The task =
Look through the material and tally each line bearing the word "tower". Give only the total.

------------------------------------------------------------

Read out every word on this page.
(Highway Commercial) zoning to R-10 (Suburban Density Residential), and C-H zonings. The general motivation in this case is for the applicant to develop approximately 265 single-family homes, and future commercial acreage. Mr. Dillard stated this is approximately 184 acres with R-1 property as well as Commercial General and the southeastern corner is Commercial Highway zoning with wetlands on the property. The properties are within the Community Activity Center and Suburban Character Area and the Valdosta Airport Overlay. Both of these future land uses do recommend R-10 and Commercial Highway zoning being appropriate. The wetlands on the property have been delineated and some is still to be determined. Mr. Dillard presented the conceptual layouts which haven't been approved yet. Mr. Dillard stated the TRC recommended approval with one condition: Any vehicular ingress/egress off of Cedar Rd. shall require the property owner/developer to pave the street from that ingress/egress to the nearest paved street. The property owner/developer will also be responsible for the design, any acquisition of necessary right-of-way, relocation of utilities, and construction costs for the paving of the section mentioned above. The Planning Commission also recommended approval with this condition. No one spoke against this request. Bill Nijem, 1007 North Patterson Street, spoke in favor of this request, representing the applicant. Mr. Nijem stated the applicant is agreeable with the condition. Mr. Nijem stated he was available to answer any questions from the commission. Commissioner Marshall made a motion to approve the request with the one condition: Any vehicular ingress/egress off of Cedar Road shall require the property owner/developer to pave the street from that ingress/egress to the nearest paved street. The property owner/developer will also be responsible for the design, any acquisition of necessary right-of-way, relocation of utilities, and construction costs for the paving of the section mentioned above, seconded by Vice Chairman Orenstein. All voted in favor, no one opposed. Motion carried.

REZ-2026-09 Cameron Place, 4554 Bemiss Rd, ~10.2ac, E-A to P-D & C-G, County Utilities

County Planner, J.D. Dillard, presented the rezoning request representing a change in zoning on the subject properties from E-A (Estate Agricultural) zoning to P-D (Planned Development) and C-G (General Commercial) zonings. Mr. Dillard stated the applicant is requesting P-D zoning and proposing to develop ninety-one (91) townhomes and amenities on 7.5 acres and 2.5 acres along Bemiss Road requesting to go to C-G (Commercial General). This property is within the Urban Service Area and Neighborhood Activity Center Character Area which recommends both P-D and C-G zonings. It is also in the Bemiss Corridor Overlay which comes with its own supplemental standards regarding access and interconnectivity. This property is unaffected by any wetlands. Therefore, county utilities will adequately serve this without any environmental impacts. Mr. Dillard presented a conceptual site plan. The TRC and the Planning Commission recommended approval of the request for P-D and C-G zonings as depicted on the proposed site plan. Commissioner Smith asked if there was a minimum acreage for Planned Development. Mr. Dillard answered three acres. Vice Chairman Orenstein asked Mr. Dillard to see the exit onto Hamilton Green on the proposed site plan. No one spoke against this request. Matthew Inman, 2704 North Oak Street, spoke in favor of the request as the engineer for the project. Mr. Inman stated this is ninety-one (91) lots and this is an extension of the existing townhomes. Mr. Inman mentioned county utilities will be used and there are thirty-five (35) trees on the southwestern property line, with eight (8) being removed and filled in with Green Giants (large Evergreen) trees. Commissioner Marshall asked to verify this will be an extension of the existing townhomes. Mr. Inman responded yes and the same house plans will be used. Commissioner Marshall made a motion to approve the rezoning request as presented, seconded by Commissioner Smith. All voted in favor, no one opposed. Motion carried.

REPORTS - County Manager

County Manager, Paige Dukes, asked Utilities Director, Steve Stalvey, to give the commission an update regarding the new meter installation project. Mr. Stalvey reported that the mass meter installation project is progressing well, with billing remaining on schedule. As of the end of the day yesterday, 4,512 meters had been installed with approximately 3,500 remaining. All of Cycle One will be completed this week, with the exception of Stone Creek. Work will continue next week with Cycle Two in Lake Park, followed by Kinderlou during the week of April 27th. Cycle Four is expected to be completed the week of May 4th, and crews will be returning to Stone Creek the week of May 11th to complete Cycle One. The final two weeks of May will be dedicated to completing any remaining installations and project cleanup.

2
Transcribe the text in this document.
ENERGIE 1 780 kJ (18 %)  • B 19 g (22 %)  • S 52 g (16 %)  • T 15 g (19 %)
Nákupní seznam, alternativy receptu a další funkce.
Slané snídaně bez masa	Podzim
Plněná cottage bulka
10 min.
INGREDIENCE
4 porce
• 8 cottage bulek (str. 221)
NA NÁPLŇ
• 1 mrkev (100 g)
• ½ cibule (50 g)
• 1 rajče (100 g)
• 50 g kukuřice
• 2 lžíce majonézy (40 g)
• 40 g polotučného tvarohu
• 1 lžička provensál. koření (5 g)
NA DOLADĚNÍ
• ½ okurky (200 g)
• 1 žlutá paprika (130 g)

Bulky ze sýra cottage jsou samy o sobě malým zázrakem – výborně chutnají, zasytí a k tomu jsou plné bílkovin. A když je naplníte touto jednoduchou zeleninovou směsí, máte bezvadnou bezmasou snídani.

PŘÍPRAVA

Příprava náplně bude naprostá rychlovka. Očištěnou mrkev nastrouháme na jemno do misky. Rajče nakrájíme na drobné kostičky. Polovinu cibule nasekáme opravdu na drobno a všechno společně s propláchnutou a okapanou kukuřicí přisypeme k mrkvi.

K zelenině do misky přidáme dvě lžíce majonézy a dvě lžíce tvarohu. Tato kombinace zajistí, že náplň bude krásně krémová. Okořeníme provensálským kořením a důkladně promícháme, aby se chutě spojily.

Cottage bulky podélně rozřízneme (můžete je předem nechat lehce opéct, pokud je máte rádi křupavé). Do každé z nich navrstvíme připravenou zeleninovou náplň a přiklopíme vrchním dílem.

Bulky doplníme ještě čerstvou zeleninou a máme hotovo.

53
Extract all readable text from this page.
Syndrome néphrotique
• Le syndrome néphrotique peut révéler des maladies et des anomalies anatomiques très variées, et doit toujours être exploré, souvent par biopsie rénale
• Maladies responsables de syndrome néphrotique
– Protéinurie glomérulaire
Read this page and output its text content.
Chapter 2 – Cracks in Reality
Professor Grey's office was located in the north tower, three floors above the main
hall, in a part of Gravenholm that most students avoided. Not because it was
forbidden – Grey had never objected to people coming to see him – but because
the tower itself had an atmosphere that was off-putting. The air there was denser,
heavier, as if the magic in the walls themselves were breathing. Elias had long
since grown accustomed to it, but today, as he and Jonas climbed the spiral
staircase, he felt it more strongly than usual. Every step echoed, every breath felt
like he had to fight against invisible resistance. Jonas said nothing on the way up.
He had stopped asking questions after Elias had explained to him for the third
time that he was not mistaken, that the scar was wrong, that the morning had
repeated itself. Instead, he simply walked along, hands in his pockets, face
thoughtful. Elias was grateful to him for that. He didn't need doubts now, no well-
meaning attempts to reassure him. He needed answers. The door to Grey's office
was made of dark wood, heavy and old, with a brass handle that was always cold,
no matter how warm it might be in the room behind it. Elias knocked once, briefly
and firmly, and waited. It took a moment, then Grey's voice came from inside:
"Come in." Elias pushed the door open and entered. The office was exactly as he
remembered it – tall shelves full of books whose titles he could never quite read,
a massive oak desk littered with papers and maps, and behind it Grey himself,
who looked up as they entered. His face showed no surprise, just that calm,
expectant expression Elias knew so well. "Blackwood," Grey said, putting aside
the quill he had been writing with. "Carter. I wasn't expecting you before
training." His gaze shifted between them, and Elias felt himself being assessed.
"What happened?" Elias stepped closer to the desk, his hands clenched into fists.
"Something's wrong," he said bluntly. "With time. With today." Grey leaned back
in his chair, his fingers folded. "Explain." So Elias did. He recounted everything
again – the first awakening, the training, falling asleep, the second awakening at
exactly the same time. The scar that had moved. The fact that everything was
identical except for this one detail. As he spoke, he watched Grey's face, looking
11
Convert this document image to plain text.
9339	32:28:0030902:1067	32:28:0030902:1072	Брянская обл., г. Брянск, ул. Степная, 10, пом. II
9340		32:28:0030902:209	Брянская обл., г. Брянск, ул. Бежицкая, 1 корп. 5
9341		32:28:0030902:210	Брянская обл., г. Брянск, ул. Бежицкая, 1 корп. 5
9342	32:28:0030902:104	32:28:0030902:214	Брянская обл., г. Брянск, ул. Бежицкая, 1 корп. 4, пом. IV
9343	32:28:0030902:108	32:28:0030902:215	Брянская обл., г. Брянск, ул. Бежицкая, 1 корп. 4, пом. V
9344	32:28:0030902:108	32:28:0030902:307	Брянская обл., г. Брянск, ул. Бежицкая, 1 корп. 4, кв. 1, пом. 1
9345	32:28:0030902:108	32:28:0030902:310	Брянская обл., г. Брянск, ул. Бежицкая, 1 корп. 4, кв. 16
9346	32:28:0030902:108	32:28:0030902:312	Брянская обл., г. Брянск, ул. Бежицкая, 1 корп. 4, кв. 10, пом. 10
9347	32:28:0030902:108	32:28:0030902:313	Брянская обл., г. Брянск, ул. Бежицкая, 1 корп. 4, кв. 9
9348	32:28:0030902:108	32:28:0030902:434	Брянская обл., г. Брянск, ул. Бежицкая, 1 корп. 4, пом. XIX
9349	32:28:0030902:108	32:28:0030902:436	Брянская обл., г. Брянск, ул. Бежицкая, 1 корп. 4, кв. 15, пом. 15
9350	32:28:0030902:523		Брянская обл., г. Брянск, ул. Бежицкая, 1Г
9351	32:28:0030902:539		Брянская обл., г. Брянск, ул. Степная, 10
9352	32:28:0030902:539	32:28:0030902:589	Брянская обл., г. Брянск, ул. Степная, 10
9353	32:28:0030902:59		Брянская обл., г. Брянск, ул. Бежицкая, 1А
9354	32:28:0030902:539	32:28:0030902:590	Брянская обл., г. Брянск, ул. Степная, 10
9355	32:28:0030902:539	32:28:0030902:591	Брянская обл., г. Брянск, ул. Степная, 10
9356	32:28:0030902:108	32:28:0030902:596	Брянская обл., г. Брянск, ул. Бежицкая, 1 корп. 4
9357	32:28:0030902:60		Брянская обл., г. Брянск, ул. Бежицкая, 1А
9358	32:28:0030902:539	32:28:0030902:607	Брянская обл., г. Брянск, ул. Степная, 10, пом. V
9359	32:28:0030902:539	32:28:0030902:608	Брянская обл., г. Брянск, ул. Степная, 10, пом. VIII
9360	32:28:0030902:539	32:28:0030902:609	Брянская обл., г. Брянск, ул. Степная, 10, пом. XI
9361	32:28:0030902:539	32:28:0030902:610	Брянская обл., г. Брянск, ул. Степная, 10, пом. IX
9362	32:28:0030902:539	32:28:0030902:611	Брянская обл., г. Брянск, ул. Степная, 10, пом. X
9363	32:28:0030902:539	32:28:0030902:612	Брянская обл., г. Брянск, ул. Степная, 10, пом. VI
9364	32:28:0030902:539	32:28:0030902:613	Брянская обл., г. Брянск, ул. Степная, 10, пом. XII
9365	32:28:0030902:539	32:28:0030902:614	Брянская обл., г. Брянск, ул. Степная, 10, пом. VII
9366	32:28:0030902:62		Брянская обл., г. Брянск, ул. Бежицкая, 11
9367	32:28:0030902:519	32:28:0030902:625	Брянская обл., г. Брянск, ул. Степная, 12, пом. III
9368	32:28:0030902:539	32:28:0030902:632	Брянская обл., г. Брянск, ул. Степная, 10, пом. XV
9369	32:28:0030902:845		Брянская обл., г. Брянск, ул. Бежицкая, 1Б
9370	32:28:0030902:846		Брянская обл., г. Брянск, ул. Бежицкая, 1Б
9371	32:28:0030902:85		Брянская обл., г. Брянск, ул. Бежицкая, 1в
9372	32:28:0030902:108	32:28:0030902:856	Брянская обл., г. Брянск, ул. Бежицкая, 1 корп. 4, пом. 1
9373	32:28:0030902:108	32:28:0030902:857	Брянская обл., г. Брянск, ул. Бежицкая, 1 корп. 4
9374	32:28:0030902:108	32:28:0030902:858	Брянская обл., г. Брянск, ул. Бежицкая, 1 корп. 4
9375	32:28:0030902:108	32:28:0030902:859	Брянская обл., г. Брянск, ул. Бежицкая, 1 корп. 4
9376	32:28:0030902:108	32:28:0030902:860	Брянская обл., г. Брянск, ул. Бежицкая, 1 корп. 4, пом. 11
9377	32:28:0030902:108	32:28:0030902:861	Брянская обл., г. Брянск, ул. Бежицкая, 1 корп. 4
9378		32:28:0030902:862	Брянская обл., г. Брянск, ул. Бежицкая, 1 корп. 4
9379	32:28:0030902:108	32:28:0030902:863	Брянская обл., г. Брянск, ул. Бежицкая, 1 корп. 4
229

------------------------------------------------------------

Result =
2